Dataset extract:
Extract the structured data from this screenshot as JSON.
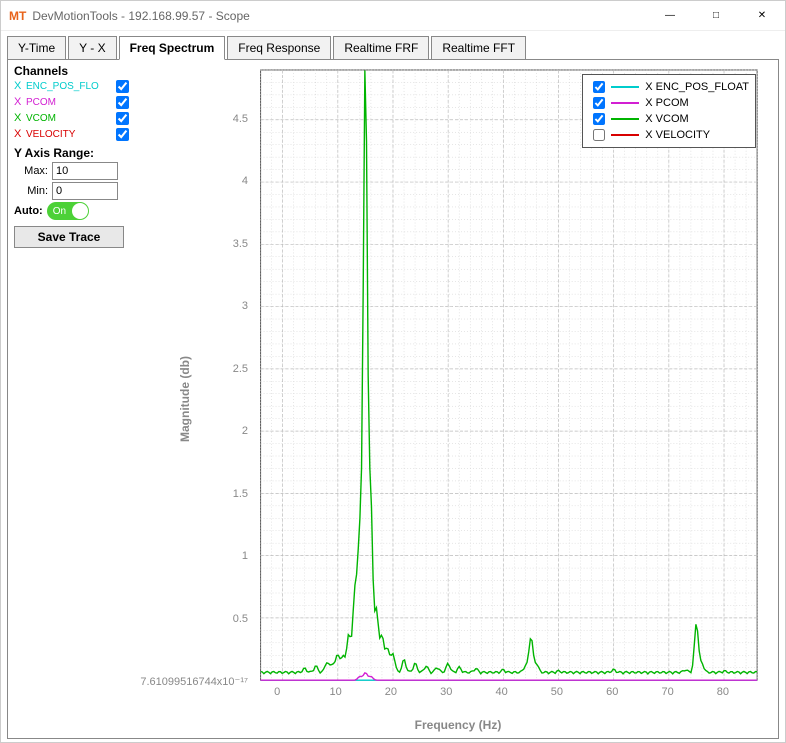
{
  "window": {
    "logo": "MT",
    "title": "DevMotionTools - 192.168.99.57 - Scope"
  },
  "tabs": [
    {
      "label": "Y-Time",
      "active": false
    },
    {
      "label": "Y - X",
      "active": false
    },
    {
      "label": "Freq Spectrum",
      "active": true
    },
    {
      "label": "Freq Response",
      "active": false
    },
    {
      "label": "Realtime FRF",
      "active": false
    },
    {
      "label": "Realtime FFT",
      "active": false
    }
  ],
  "sidebar": {
    "channels_title": "Channels",
    "channels": [
      {
        "axis": "X",
        "name": "ENC_POS_FLOAT",
        "display": "ENC_POS_FLO",
        "color": "#00cccc",
        "checked": true
      },
      {
        "axis": "X",
        "name": "PCOM",
        "display": "PCOM",
        "color": "#d21fd2",
        "checked": true
      },
      {
        "axis": "X",
        "name": "VCOM",
        "display": "VCOM",
        "color": "#00b400",
        "checked": true
      },
      {
        "axis": "X",
        "name": "VELOCITY",
        "display": "VELOCITY",
        "color": "#d80000",
        "checked": true
      }
    ],
    "range_title": "Y Axis Range:",
    "max_label": "Max:",
    "max_value": "10",
    "min_label": "Min:",
    "min_value": "0",
    "auto_label": "Auto:",
    "auto_on": "On",
    "save_label": "Save Trace"
  },
  "legend": [
    {
      "label": "X ENC_POS_FLOAT",
      "color": "#00cccc",
      "checked": true
    },
    {
      "label": "X PCOM",
      "color": "#d21fd2",
      "checked": true
    },
    {
      "label": "X VCOM",
      "color": "#00b400",
      "checked": true
    },
    {
      "label": "X VELOCITY",
      "color": "#d80000",
      "checked": false
    }
  ],
  "chart_data": {
    "type": "line",
    "xlabel": "Frequency (Hz)",
    "ylabel": "Magnitude (db)",
    "xlim": [
      -4,
      86
    ],
    "ylim": [
      0,
      4.9
    ],
    "xticks": [
      0,
      10,
      20,
      30,
      40,
      50,
      60,
      70,
      80
    ],
    "yticks_raw": [
      0,
      0.5,
      1,
      1.5,
      2,
      2.5,
      3,
      3.5,
      4,
      4.5
    ],
    "ytick_labels": [
      "7.61099516744x10⁻¹⁷",
      "0.5",
      "1",
      "1.5",
      "2",
      "2.5",
      "3",
      "3.5",
      "4",
      "4.5"
    ],
    "series": [
      {
        "name": "X VCOM",
        "color": "#00b400",
        "baseline": 0.05,
        "peaks": [
          {
            "x": 4,
            "y": 0.08
          },
          {
            "x": 6,
            "y": 0.1
          },
          {
            "x": 8,
            "y": 0.13
          },
          {
            "x": 9,
            "y": 0.12
          },
          {
            "x": 10,
            "y": 0.2
          },
          {
            "x": 11,
            "y": 0.18
          },
          {
            "x": 12,
            "y": 0.35
          },
          {
            "x": 13,
            "y": 0.55
          },
          {
            "x": 13.5,
            "y": 0.4
          },
          {
            "x": 14,
            "y": 0.9
          },
          {
            "x": 14.5,
            "y": 0.5
          },
          {
            "x": 15,
            "y": 4.78
          },
          {
            "x": 15.8,
            "y": 0.5
          },
          {
            "x": 16,
            "y": 1.05
          },
          {
            "x": 17,
            "y": 0.55
          },
          {
            "x": 18,
            "y": 0.35
          },
          {
            "x": 19,
            "y": 0.25
          },
          {
            "x": 20,
            "y": 0.2
          },
          {
            "x": 22,
            "y": 0.15
          },
          {
            "x": 24,
            "y": 0.12
          },
          {
            "x": 26,
            "y": 0.1
          },
          {
            "x": 28,
            "y": 0.09
          },
          {
            "x": 30,
            "y": 0.12
          },
          {
            "x": 32,
            "y": 0.09
          },
          {
            "x": 35,
            "y": 0.08
          },
          {
            "x": 40,
            "y": 0.07
          },
          {
            "x": 44,
            "y": 0.1
          },
          {
            "x": 45,
            "y": 0.34
          },
          {
            "x": 46,
            "y": 0.12
          },
          {
            "x": 50,
            "y": 0.06
          },
          {
            "x": 55,
            "y": 0.05
          },
          {
            "x": 60,
            "y": 0.07
          },
          {
            "x": 65,
            "y": 0.05
          },
          {
            "x": 70,
            "y": 0.05
          },
          {
            "x": 73,
            "y": 0.07
          },
          {
            "x": 75,
            "y": 0.45
          },
          {
            "x": 76,
            "y": 0.12
          },
          {
            "x": 80,
            "y": 0.06
          },
          {
            "x": 84,
            "y": 0.05
          }
        ]
      },
      {
        "name": "X PCOM",
        "color": "#d21fd2",
        "baseline": 0.0,
        "peaks": [
          {
            "x": 14,
            "y": 0.03
          },
          {
            "x": 15,
            "y": 0.06
          },
          {
            "x": 16,
            "y": 0.03
          }
        ]
      },
      {
        "name": "X ENC_POS_FLOAT",
        "color": "#00cccc",
        "baseline": 0.0,
        "peaks": []
      }
    ]
  }
}
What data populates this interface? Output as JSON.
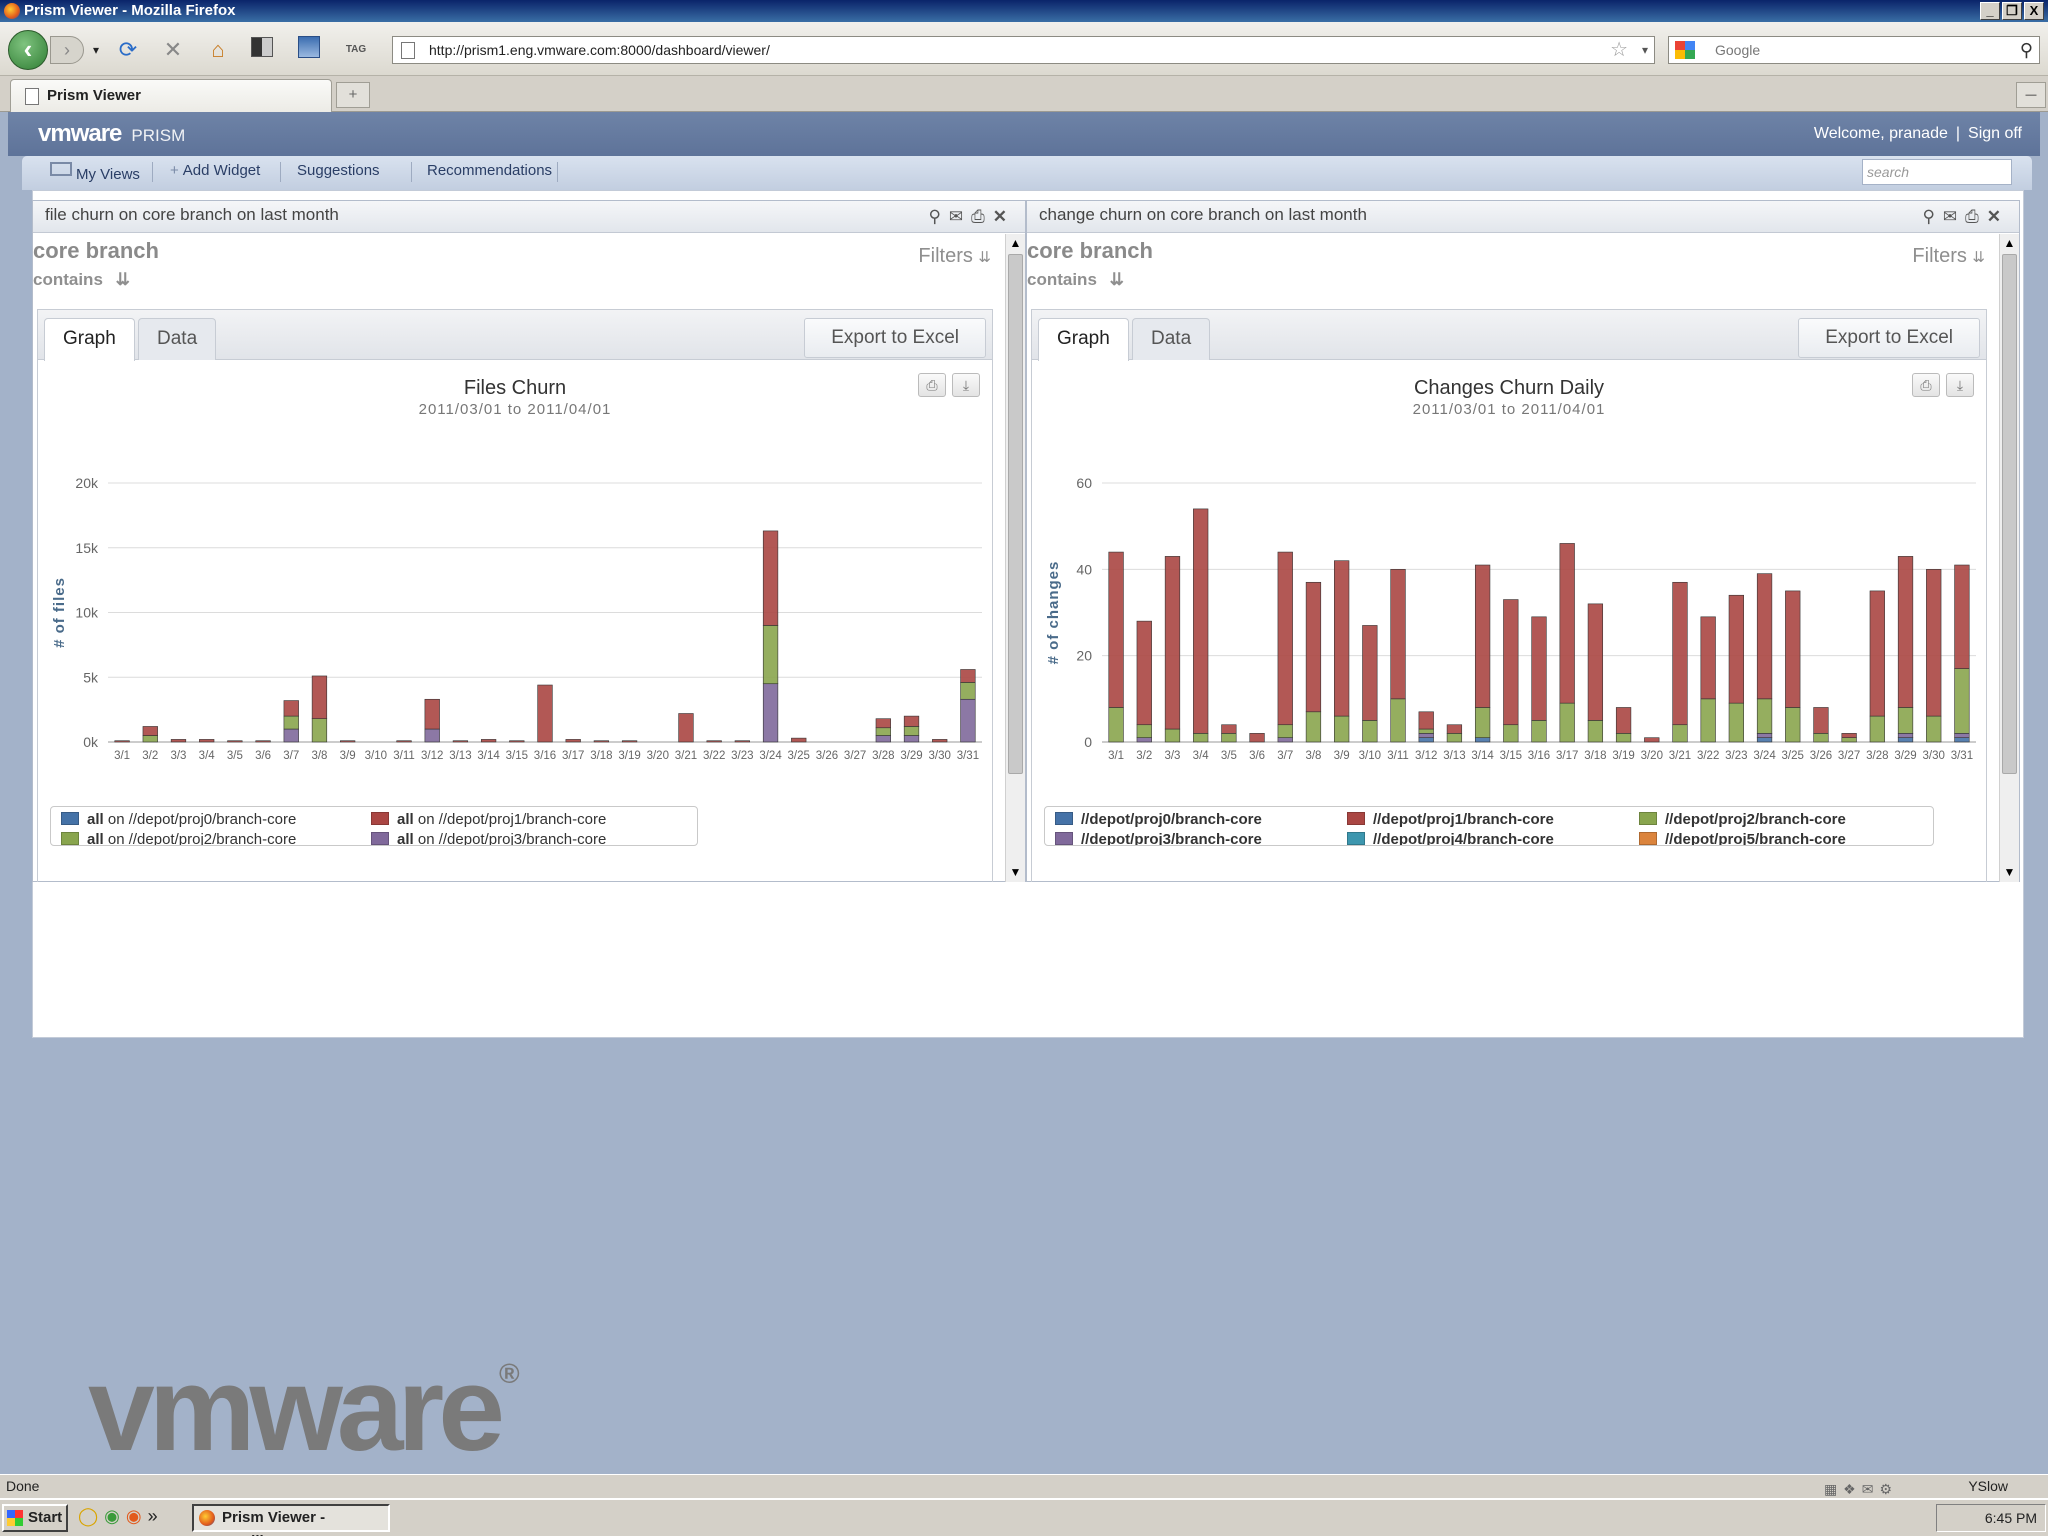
{
  "window": {
    "title": "Prism Viewer - Mozilla Firefox",
    "min": "_",
    "max": "❐",
    "close": "X"
  },
  "browser": {
    "url": "http://prism1.eng.vmware.com:8000/dashboard/viewer/",
    "search_placeholder": "Google",
    "tab_title": "Prism Viewer",
    "new_tab": "+",
    "tab_list": "—"
  },
  "app": {
    "logo": "vmware",
    "product": "PRISM",
    "welcome": "Welcome, pranade",
    "sign_off": "Sign off",
    "menu": {
      "my_views": "My Views",
      "add_widget": "Add Widget",
      "suggestions": "Suggestions",
      "recommendations": "Recommendations"
    },
    "search_placeholder": "search"
  },
  "widgets": [
    {
      "title": "file churn on core branch on last month",
      "branch": "core branch",
      "contains": "contains",
      "filters": "Filters",
      "tabs": [
        "Graph",
        "Data"
      ],
      "export": "Export to Excel"
    },
    {
      "title": "change churn on core branch on last month",
      "branch": "core branch",
      "contains": "contains",
      "filters": "Filters",
      "tabs": [
        "Graph",
        "Data"
      ],
      "export": "Export to Excel"
    }
  ],
  "chart_data": [
    {
      "type": "bar",
      "stacked": true,
      "title": "Files Churn",
      "subtitle_from": "2011/03/01",
      "subtitle_to_word": "to",
      "subtitle_to": "2011/04/01",
      "ylabel": "# of files",
      "ylim": [
        0,
        20000
      ],
      "yticks": [
        0,
        5000,
        10000,
        15000,
        20000
      ],
      "ytick_labels": [
        "0k",
        "5k",
        "10k",
        "15k",
        "20k"
      ],
      "grid": true,
      "legend_position": "bottom-left",
      "categories": [
        "3/1",
        "3/2",
        "3/3",
        "3/4",
        "3/5",
        "3/6",
        "3/7",
        "3/8",
        "3/9",
        "3/10",
        "3/11",
        "3/12",
        "3/13",
        "3/14",
        "3/15",
        "3/16",
        "3/17",
        "3/18",
        "3/19",
        "3/20",
        "3/21",
        "3/22",
        "3/23",
        "3/24",
        "3/25",
        "3/26",
        "3/27",
        "3/28",
        "3/29",
        "3/30",
        "3/31"
      ],
      "tick_labels": [
        "3/1",
        "3/2",
        "3/3",
        "3/4",
        "3/5",
        "3/6",
        "3/7",
        "3/8",
        "3/9",
        "3/10",
        "3/11",
        "3/12",
        "3/13",
        "3/14",
        "3/15",
        "3/16",
        "3/17",
        "3/18",
        "3/19",
        "3/20",
        "3/21",
        "3/22",
        "3/23",
        "3/24",
        "3/25",
        "3/26",
        "3/27",
        "3/28",
        "3/29",
        "3/30",
        "3/31"
      ],
      "series": [
        {
          "name": "//depot/proj0/branch-core",
          "prefix": "all",
          "mid": "on",
          "color": "#4572a7",
          "values": [
            0,
            0,
            0,
            0,
            0,
            0,
            0,
            0,
            0,
            0,
            0,
            0,
            0,
            0,
            0,
            0,
            0,
            0,
            0,
            0,
            0,
            0,
            0,
            0,
            0,
            0,
            0,
            0,
            0,
            0,
            0
          ]
        },
        {
          "name": "//depot/proj3/branch-core",
          "prefix": "all",
          "mid": "on",
          "color": "#80699b",
          "values": [
            0,
            0,
            0,
            0,
            0,
            0,
            1000,
            0,
            0,
            0,
            0,
            1000,
            0,
            0,
            0,
            0,
            0,
            0,
            0,
            0,
            0,
            0,
            0,
            4500,
            0,
            0,
            0,
            500,
            500,
            0,
            3300
          ]
        },
        {
          "name": "//depot/proj2/branch-core",
          "prefix": "all",
          "mid": "on",
          "color": "#89a54e",
          "values": [
            0,
            500,
            0,
            0,
            0,
            0,
            1000,
            1800,
            0,
            0,
            0,
            0,
            0,
            0,
            0,
            0,
            0,
            0,
            0,
            0,
            0,
            0,
            0,
            4500,
            0,
            0,
            0,
            600,
            700,
            0,
            1300
          ]
        },
        {
          "name": "//depot/proj1/branch-core",
          "prefix": "all",
          "mid": "on",
          "color": "#aa4643",
          "values": [
            100,
            700,
            200,
            200,
            100,
            100,
            1200,
            3300,
            100,
            0,
            100,
            2300,
            100,
            200,
            100,
            4400,
            200,
            100,
            100,
            0,
            2200,
            100,
            100,
            7300,
            300,
            0,
            0,
            700,
            800,
            200,
            1000
          ]
        }
      ],
      "legend": [
        {
          "prefix": "all",
          "mid": "on",
          "name": "//depot/proj0/branch-core",
          "color": "#4572a7"
        },
        {
          "prefix": "all",
          "mid": "on",
          "name": "//depot/proj1/branch-core",
          "color": "#aa4643"
        },
        {
          "prefix": "all",
          "mid": "on",
          "name": "//depot/proj2/branch-core",
          "color": "#89a54e"
        },
        {
          "prefix": "all",
          "mid": "on",
          "name": "//depot/proj3/branch-core",
          "color": "#80699b"
        }
      ]
    },
    {
      "type": "bar",
      "stacked": true,
      "title": "Changes Churn Daily",
      "subtitle_from": "2011/03/01",
      "subtitle_to_word": "to",
      "subtitle_to": "2011/04/01",
      "ylabel": "# of changes",
      "ylim": [
        0,
        60
      ],
      "yticks": [
        0,
        20,
        40,
        60
      ],
      "ytick_labels": [
        "0",
        "20",
        "40",
        "60"
      ],
      "grid": true,
      "legend_position": "bottom",
      "categories": [
        "3/1",
        "3/2",
        "3/3",
        "3/4",
        "3/5",
        "3/6",
        "3/7",
        "3/8",
        "3/9",
        "3/10",
        "3/11",
        "3/12",
        "3/13",
        "3/14",
        "3/15",
        "3/16",
        "3/17",
        "3/18",
        "3/19",
        "3/20",
        "3/21",
        "3/22",
        "3/23",
        "3/24",
        "3/25",
        "3/26",
        "3/27",
        "3/28",
        "3/29",
        "3/30",
        "3/31"
      ],
      "tick_labels": [
        "3/1",
        "3/2",
        "3/3",
        "3/4",
        "3/5",
        "3/6",
        "3/7",
        "3/8",
        "3/9",
        "3/10",
        "3/11",
        "3/12",
        "3/13",
        "3/14",
        "3/15",
        "3/16",
        "3/17",
        "3/18",
        "3/19",
        "3/20",
        "3/21",
        "3/22",
        "3/23",
        "3/24",
        "3/25",
        "3/26",
        "3/27",
        "3/28",
        "3/29",
        "3/30",
        "3/31"
      ],
      "series": [
        {
          "name": "//depot/proj0/branch-core",
          "color": "#4572a7",
          "values": [
            0,
            0,
            0,
            0,
            0,
            0,
            0,
            0,
            0,
            0,
            0,
            1,
            0,
            1,
            0,
            0,
            0,
            0,
            0,
            0,
            0,
            0,
            0,
            1,
            0,
            0,
            0,
            0,
            1,
            0,
            1
          ]
        },
        {
          "name": "//depot/proj3/branch-core",
          "color": "#80699b",
          "values": [
            0,
            1,
            0,
            0,
            0,
            0,
            1,
            0,
            0,
            0,
            0,
            1,
            0,
            0,
            0,
            0,
            0,
            0,
            0,
            0,
            0,
            0,
            0,
            1,
            0,
            0,
            0,
            0,
            1,
            0,
            1
          ]
        },
        {
          "name": "//depot/proj2/branch-core",
          "color": "#89a54e",
          "values": [
            8,
            3,
            3,
            2,
            2,
            0,
            3,
            7,
            6,
            5,
            10,
            1,
            2,
            7,
            4,
            5,
            9,
            5,
            2,
            0,
            4,
            10,
            9,
            8,
            8,
            2,
            1,
            6,
            6,
            6,
            15
          ]
        },
        {
          "name": "//depot/proj1/branch-core",
          "color": "#aa4643",
          "values": [
            36,
            24,
            40,
            52,
            2,
            2,
            40,
            30,
            36,
            22,
            30,
            4,
            2,
            33,
            29,
            24,
            37,
            27,
            6,
            1,
            33,
            19,
            25,
            29,
            27,
            6,
            1,
            29,
            35,
            34,
            24
          ]
        }
      ],
      "legend": [
        {
          "name": "//depot/proj0/branch-core",
          "color": "#4572a7"
        },
        {
          "name": "//depot/proj1/branch-core",
          "color": "#aa4643"
        },
        {
          "name": "//depot/proj2/branch-core",
          "color": "#89a54e"
        },
        {
          "name": "//depot/proj3/branch-core",
          "color": "#80699b"
        },
        {
          "name": "//depot/proj4/branch-core",
          "color": "#3d96ae"
        },
        {
          "name": "//depot/proj5/branch-core",
          "color": "#db843d"
        }
      ]
    }
  ],
  "watermark": "vmware",
  "watermark_reg": "®",
  "status": {
    "text": "Done",
    "yslow": "YSlow"
  },
  "taskbar": {
    "start": "Start",
    "app": "Prism Viewer - Mozilla...",
    "clock": "6:45 PM",
    "more": "»"
  }
}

Work to complete:
Using the records above, gather all lines where the string "last" is present.

Solution to this problem:
      "title": "file churn on core branch on last month",
      "title": "change churn on core branch on last month",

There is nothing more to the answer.